- [Task requirements] Verbatim transcription with images omitted: return the entries below in full.

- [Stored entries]
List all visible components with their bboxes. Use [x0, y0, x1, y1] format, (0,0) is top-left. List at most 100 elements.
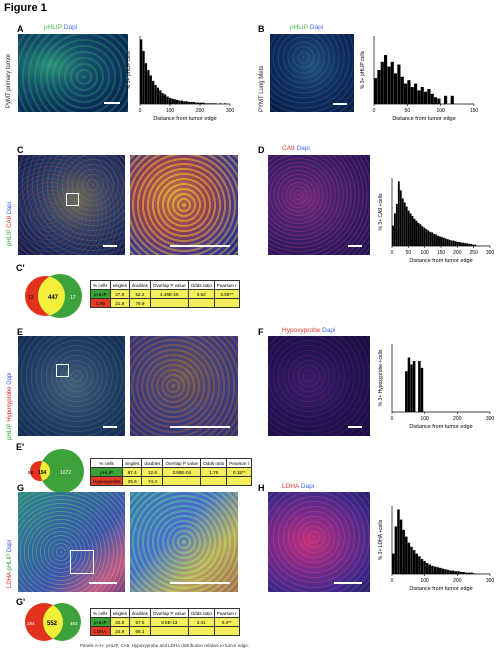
histogram-bar: [173, 99, 176, 104]
panel-label-b: B: [258, 24, 265, 34]
scale-bar: [89, 582, 117, 584]
table-cell: 34.9: [109, 626, 130, 636]
histogram-bar: [152, 80, 155, 104]
histogram-bar: [405, 371, 408, 412]
table-header-cell: Overlap P value: [149, 280, 189, 290]
histogram-bar: [457, 571, 460, 574]
histogram-bar: [166, 96, 169, 104]
inset-box: [66, 193, 79, 206]
table-header-cell: singles: [109, 280, 130, 290]
histogram-bar: [420, 87, 424, 104]
histogram-bar: [380, 61, 384, 104]
table-cell: [187, 298, 215, 308]
histogram-bar: [444, 238, 447, 246]
venn-right-count: 483: [70, 621, 78, 626]
table-cell: 25.6: [122, 476, 143, 486]
histogram-bar: [407, 80, 411, 104]
y-axis-label: % 3+ LDHA +cells: [378, 519, 384, 560]
histogram-bar: [441, 237, 443, 246]
histogram-bar: [454, 241, 457, 246]
table-cell: 0.55**: [213, 289, 240, 299]
panel-label-h: H: [258, 483, 265, 493]
table-cell: pHLIP: [90, 289, 111, 299]
x-tick-label: 0: [139, 108, 142, 114]
panel-h-micrograph: [268, 492, 370, 592]
histogram-bar: [459, 571, 463, 574]
table-cell: [162, 476, 202, 486]
table-cell: 21.8: [109, 298, 130, 308]
histogram-bar: [418, 361, 421, 412]
table-cell: 42.5: [109, 617, 130, 627]
histogram-bar: [154, 84, 157, 104]
histogram-bar: [473, 573, 476, 574]
stain-part: Dapi: [7, 372, 13, 387]
histogram-bar: [407, 542, 411, 574]
panel-a-micrograph: [18, 34, 128, 112]
table-header-cell: doubles: [128, 608, 151, 618]
histogram-bar: [168, 97, 172, 104]
panel-g-prime-table: % cells singles doubles Overlap P value Odds…: [90, 608, 240, 636]
y-axis-label: % 3+ pHLIP cells: [126, 50, 132, 89]
histogram-bar: [418, 556, 421, 574]
panel-b-micrograph: [270, 34, 354, 112]
histogram-bar: [399, 519, 403, 574]
table-header-cell: Pearson r: [213, 280, 240, 290]
histogram-bar: [452, 240, 455, 246]
table-header-cell: Pearson r: [226, 458, 253, 468]
histogram-bar: [464, 243, 467, 246]
panel-c-micrograph: [18, 155, 125, 255]
panel-label-c: C: [17, 145, 24, 155]
histogram-bar: [433, 566, 437, 574]
histogram-bar: [192, 101, 196, 104]
histogram-bar: [394, 73, 398, 104]
histogram-bar: [219, 103, 222, 104]
x-tick-label: 0: [391, 578, 394, 584]
histogram-bar: [204, 103, 208, 104]
histogram-bar: [156, 87, 160, 104]
histogram-bar: [411, 216, 414, 246]
histogram-bar: [427, 230, 430, 246]
x-axis-label: Distance from tumor edge: [153, 116, 216, 122]
histogram-bar: [442, 237, 445, 246]
histogram-bar: [401, 198, 404, 246]
table-header-cell: Odds ratio: [187, 280, 215, 290]
panel-b-histogram: 0 50 100 150 Distance from tumor edge % 3+ pH…: [360, 36, 478, 122]
panel-f-stain: Hypoxyprobe Dapi: [282, 327, 336, 334]
histogram-bar: [393, 213, 396, 246]
histogram-bar: [437, 98, 441, 104]
histogram-bar: [209, 103, 212, 104]
table-cell: 79.9: [128, 298, 151, 308]
table-cell: 65.1: [128, 626, 151, 636]
panel-label-e: E: [17, 327, 24, 337]
histogram-bar: [402, 529, 405, 574]
histogram-bar: [188, 101, 191, 104]
table-row: Hypoxyprobe 25.6 74.4: [89, 476, 253, 486]
x-tick-label: 50: [406, 250, 412, 256]
table-cell: pHLIP: [90, 617, 111, 627]
table-cell: 0.15**: [226, 467, 253, 477]
table-cell: 0.4**: [213, 617, 240, 627]
histogram-bar: [387, 66, 391, 104]
table-row: pHLIP 42.5 57.5 8.5E-13 3.41 0.4**: [90, 617, 240, 627]
stain-part: pHLIP: [7, 423, 13, 440]
histogram-bar: [149, 75, 152, 104]
scale-bar: [170, 582, 230, 584]
histogram-bar: [446, 569, 450, 574]
table-header-cell: singles: [122, 458, 143, 468]
table-cell: Hypoxyprobe: [89, 476, 124, 486]
histogram-bar: [417, 222, 420, 246]
x-tick-label: 300: [486, 250, 495, 256]
histogram-bar: [450, 240, 453, 246]
table-cell: [226, 476, 253, 486]
panel-f-histogram: 0 100 200 300 Distance from tumor edge % 3+ H…: [378, 344, 494, 430]
y-axis-label: % 3+ pHLIP cells: [360, 50, 366, 89]
table-cell: LDHA: [90, 626, 111, 636]
stain-part: LDHA: [7, 572, 13, 588]
histogram-bar: [424, 91, 428, 104]
x-tick-label: 100: [436, 108, 445, 114]
histogram-bar: [425, 229, 428, 246]
table-row: CA9 21.8 79.9: [90, 298, 240, 308]
histogram-bar: [409, 213, 412, 246]
table-header-cell: Odds ratio: [200, 458, 228, 468]
histogram-bar: [465, 572, 468, 574]
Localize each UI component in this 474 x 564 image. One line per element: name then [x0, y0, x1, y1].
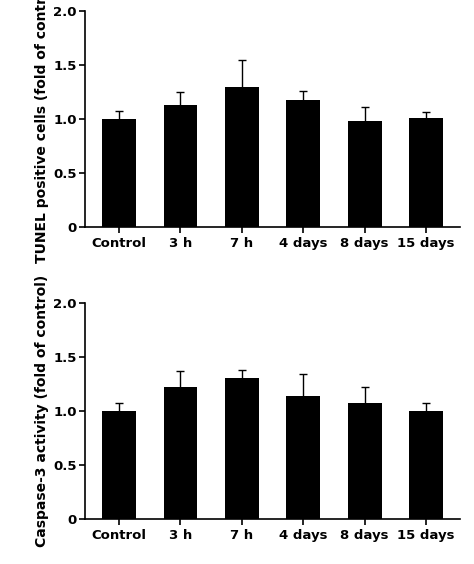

- [Task result]
List all visible components with their bboxes. Use [x0, y0, x1, y1] format, (0,0) is top-left. List at most 100 elements.
histogram-bar: [173, 99, 176, 104]
panel-label-b: B: [258, 24, 265, 34]
scale-bar: [89, 582, 117, 584]
table-cell: 34.9: [109, 626, 130, 636]
histogram-bar: [152, 80, 155, 104]
histogram-bar: [405, 371, 408, 412]
table-header-cell: Overlap P value: [149, 280, 189, 290]
histogram-bar: [457, 571, 460, 574]
histogram-bar: [166, 96, 169, 104]
inset-box: [66, 193, 79, 206]
table-header-cell: singles: [109, 280, 130, 290]
histogram-bar: [420, 87, 424, 104]
histogram-bar: [380, 61, 384, 104]
table-cell: [187, 298, 215, 308]
histogram-bar: [444, 238, 447, 246]
venn-right-count: 483: [70, 621, 78, 626]
table-cell: 25.6: [122, 476, 143, 486]
histogram-bar: [407, 80, 411, 104]
y-axis-label: % 3+ LDHA +cells: [378, 519, 384, 560]
histogram-bar: [441, 237, 443, 246]
histogram-bar: [454, 241, 457, 246]
table-cell: 0.55**: [213, 289, 240, 299]
panel-label-h: H: [258, 483, 265, 493]
table-cell: pHLIP: [90, 289, 111, 299]
x-tick-label: 0: [139, 108, 142, 114]
panel-h-micrograph: [268, 492, 370, 592]
histogram-bar: [459, 571, 463, 574]
table-cell: [162, 476, 202, 486]
table-cell: 21.8: [109, 298, 130, 308]
histogram-bar: [418, 361, 421, 412]
table-cell: 42.5: [109, 617, 130, 627]
histogram-bar: [154, 84, 157, 104]
histogram-bar: [473, 573, 476, 574]
stain-part: Dapi: [7, 372, 13, 387]
histogram-bar: [407, 542, 411, 574]
panel-a-micrograph: [18, 34, 128, 112]
table-header-cell: doubles: [128, 608, 151, 618]
histogram-bar: [168, 97, 172, 104]
panel-g-prime-table: % cells singles doubles Overlap P value Odds…: [90, 608, 240, 636]
y-axis-label: % 3+ pHLIP cells: [126, 50, 132, 89]
histogram-bar: [418, 556, 421, 574]
panel-b-micrograph: [270, 34, 354, 112]
histogram-bar: [399, 519, 403, 574]
table-header-cell: Pearson r: [213, 280, 240, 290]
histogram-bar: [452, 240, 455, 246]
table-header-cell: Pearson r: [226, 458, 253, 468]
histogram-bar: [464, 243, 467, 246]
panel-c-micrograph: [18, 155, 125, 255]
panel-label-c: C: [17, 145, 24, 155]
histogram-bar: [433, 566, 437, 574]
histogram-bar: [192, 101, 196, 104]
histogram-bar: [394, 73, 398, 104]
histogram-bar: [219, 103, 222, 104]
x-tick-label: 0: [391, 578, 394, 584]
histogram-bar: [204, 103, 208, 104]
histogram-bar: [156, 87, 160, 104]
histogram-bar: [411, 216, 414, 246]
histogram-bar: [427, 230, 430, 246]
x-axis-label: Distance from tumor edge: [153, 116, 216, 122]
histogram-bar: [442, 237, 445, 246]
histogram-bar: [401, 198, 404, 246]
table-header-cell: Odds ratio: [187, 280, 215, 290]
panel-b-histogram: 0 50 100 150 Distance from tumor edge % 3+ pH…: [360, 36, 478, 122]
panel-f-stain: Hypoxyprobe Dapi: [282, 327, 336, 334]
histogram-bar: [393, 213, 396, 246]
histogram-bar: [437, 98, 441, 104]
histogram-bar: [209, 103, 212, 104]
table-cell: 79.9: [128, 298, 151, 308]
table-cell: 65.1: [128, 626, 151, 636]
panel-label-e: E: [17, 327, 24, 337]
histogram-bar: [402, 529, 405, 574]
histogram-bar: [188, 101, 191, 104]
table-row: Hypoxyprobe 25.6 74.4: [89, 476, 253, 486]
x-tick-label: 50: [406, 250, 412, 256]
table-cell: pHLIP: [90, 617, 111, 627]
table-cell: 0.15**: [226, 467, 253, 477]
table-cell: 0.4**: [213, 617, 240, 627]
histogram-bar: [387, 66, 391, 104]
table-row: pHLIP 42.5 57.5 8.5E-13 3.41 0.4**: [90, 617, 240, 627]
stain-part: pHLIP: [7, 423, 13, 440]
histogram-bar: [149, 75, 152, 104]
scale-bar: [170, 582, 230, 584]
histogram-bar: [446, 569, 450, 574]
table-header-cell: singles: [122, 458, 143, 468]
table-cell: Hypoxyprobe: [89, 476, 124, 486]
histogram-bar: [417, 222, 420, 246]
x-tick-label: 300: [486, 250, 495, 256]
histogram-bar: [450, 240, 453, 246]
table-cell: [226, 476, 253, 486]
panel-f-histogram: 0 100 200 300 Distance from tumor edge % 3+ H…: [378, 344, 494, 430]
y-axis-label: % 3+ pHLIP cells: [360, 50, 366, 89]
table-cell: LDHA: [90, 626, 111, 636]
stain-part: LDHA: [7, 572, 13, 588]
histogram-bar: [424, 91, 428, 104]
x-tick-label: 100: [436, 108, 445, 114]
histogram-bar: [425, 229, 428, 246]
table-row: CA9 21.8 79.9: [90, 298, 240, 308]
histogram-bar: [409, 213, 412, 246]
table-header-cell: Odds ratio: [200, 458, 228, 468]
histogram-bar: [465, 572, 468, 574]
Localize each UI component in this 474 x 564 image. One line per element: name then [x0, y0, x1, y1].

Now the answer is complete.